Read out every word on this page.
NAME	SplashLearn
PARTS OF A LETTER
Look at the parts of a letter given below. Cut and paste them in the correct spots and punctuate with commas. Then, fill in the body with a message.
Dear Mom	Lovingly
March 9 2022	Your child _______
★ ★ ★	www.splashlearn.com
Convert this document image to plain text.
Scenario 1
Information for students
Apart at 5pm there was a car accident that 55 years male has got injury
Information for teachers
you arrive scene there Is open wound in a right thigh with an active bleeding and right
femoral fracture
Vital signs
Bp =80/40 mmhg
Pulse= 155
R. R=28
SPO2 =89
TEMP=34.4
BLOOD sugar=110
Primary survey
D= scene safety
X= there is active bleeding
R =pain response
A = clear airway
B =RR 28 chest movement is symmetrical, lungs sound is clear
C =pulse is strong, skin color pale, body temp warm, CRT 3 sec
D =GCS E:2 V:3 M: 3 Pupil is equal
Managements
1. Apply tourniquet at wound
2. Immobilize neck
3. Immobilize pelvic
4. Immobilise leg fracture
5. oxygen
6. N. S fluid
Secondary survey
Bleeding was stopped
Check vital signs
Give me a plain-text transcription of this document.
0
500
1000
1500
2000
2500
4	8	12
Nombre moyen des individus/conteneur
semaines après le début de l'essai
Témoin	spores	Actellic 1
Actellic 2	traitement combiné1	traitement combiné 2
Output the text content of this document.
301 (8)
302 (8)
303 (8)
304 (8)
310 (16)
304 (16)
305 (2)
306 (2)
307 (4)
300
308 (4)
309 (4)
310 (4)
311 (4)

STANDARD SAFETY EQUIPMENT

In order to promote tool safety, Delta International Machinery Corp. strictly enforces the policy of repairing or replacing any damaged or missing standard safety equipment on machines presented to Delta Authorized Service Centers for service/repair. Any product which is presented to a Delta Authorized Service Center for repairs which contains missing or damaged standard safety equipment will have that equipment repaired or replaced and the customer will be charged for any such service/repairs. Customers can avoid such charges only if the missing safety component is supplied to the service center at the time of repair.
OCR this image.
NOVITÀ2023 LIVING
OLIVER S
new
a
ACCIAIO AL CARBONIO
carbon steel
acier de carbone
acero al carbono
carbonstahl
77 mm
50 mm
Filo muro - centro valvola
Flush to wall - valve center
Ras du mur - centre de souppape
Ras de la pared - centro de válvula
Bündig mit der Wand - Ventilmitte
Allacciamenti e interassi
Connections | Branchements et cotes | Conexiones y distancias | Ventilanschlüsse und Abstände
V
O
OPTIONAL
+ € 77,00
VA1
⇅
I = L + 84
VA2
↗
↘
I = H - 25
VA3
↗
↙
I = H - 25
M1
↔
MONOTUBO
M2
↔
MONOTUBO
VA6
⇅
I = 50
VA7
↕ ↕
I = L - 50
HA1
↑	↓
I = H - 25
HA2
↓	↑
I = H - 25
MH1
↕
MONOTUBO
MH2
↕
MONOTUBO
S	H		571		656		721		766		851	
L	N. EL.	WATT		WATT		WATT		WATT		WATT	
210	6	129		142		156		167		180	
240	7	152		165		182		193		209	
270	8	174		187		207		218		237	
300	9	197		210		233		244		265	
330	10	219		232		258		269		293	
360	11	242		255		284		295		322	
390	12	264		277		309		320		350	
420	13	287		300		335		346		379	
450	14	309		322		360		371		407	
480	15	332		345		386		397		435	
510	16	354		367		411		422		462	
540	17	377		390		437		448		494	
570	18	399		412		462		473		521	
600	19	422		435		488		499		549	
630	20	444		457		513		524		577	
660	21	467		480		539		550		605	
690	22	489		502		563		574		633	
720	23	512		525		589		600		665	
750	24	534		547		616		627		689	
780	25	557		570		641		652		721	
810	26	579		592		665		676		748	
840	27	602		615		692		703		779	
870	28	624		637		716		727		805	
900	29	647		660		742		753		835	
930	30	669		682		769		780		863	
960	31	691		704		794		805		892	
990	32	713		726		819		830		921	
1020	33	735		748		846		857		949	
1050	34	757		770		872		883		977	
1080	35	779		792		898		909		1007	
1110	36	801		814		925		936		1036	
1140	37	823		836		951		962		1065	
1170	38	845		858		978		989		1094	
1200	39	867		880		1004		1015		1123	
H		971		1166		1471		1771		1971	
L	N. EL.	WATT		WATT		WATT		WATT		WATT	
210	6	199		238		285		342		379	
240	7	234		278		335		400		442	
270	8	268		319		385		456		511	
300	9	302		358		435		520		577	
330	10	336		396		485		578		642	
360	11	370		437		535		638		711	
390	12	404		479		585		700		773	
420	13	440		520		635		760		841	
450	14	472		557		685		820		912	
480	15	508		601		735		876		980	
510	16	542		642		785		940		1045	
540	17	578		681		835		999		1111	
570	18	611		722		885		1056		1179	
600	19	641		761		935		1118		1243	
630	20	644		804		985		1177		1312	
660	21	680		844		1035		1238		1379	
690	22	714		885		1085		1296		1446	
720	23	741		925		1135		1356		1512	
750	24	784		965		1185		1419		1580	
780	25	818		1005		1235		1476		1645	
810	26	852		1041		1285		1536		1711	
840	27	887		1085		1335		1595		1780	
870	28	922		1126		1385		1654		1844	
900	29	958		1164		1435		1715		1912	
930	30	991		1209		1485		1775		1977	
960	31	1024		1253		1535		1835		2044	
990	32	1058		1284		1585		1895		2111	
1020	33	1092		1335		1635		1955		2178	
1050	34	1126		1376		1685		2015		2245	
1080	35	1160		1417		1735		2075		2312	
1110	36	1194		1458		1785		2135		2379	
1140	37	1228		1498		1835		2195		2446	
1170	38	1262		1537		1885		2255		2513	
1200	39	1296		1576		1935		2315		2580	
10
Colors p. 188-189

----------------------------------------

TASK BRIEF :: Determine how many lines of the records above contain the word "Information", and report only that number.

COMPLETED EXERCISE :: 2